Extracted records
(begin)
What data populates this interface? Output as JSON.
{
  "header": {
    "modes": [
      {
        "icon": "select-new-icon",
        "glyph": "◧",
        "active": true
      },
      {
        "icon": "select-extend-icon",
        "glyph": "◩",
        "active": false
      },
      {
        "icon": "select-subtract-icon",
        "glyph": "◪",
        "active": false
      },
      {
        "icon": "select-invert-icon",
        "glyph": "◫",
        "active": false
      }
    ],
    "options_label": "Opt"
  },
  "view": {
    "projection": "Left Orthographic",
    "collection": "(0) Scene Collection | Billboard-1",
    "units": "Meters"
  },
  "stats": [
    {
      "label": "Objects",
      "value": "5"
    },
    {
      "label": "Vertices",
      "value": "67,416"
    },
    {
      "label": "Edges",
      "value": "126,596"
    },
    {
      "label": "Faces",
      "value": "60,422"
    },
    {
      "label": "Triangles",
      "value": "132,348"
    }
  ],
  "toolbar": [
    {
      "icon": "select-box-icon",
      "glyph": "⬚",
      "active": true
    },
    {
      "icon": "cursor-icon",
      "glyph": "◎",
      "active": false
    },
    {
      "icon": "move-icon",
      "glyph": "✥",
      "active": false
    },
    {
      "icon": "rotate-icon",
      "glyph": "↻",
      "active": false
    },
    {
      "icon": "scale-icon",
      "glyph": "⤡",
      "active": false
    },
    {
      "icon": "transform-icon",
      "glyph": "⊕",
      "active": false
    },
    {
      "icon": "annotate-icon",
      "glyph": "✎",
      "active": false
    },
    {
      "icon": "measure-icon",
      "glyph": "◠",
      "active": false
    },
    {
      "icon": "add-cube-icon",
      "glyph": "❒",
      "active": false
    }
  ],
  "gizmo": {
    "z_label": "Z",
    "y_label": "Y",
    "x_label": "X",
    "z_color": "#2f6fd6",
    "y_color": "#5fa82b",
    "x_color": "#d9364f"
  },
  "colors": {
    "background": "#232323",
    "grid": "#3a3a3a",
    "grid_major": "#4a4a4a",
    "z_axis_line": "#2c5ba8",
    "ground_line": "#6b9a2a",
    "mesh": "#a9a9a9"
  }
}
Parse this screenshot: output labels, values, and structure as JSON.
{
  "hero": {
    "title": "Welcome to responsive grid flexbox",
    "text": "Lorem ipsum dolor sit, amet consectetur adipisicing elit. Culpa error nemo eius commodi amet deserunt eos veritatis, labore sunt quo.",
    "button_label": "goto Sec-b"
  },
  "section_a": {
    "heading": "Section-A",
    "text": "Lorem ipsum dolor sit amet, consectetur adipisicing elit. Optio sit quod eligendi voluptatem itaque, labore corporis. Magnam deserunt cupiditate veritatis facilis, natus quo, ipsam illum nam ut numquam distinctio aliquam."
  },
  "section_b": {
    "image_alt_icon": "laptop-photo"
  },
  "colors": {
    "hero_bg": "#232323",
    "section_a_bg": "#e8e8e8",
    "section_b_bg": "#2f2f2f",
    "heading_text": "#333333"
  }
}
(end)
Aim of the exercise => Out of the material above, select every line that holds the string "adipisicing".

Completed task =>
    "text": "Lorem ipsum dolor sit, amet consectetur adipisicing elit. Culpa error nemo eius commodi amet deserunt eos veritatis, labore sunt quo.",
    "text": "Lorem ipsum dolor sit amet, consectetur adipisicing elit. Optio sit quod eligendi voluptatem itaque, labore corporis. Magnam deserunt cupiditate veritatis facilis, natus quo, ipsam illum nam ut numquam distinctio aliquam."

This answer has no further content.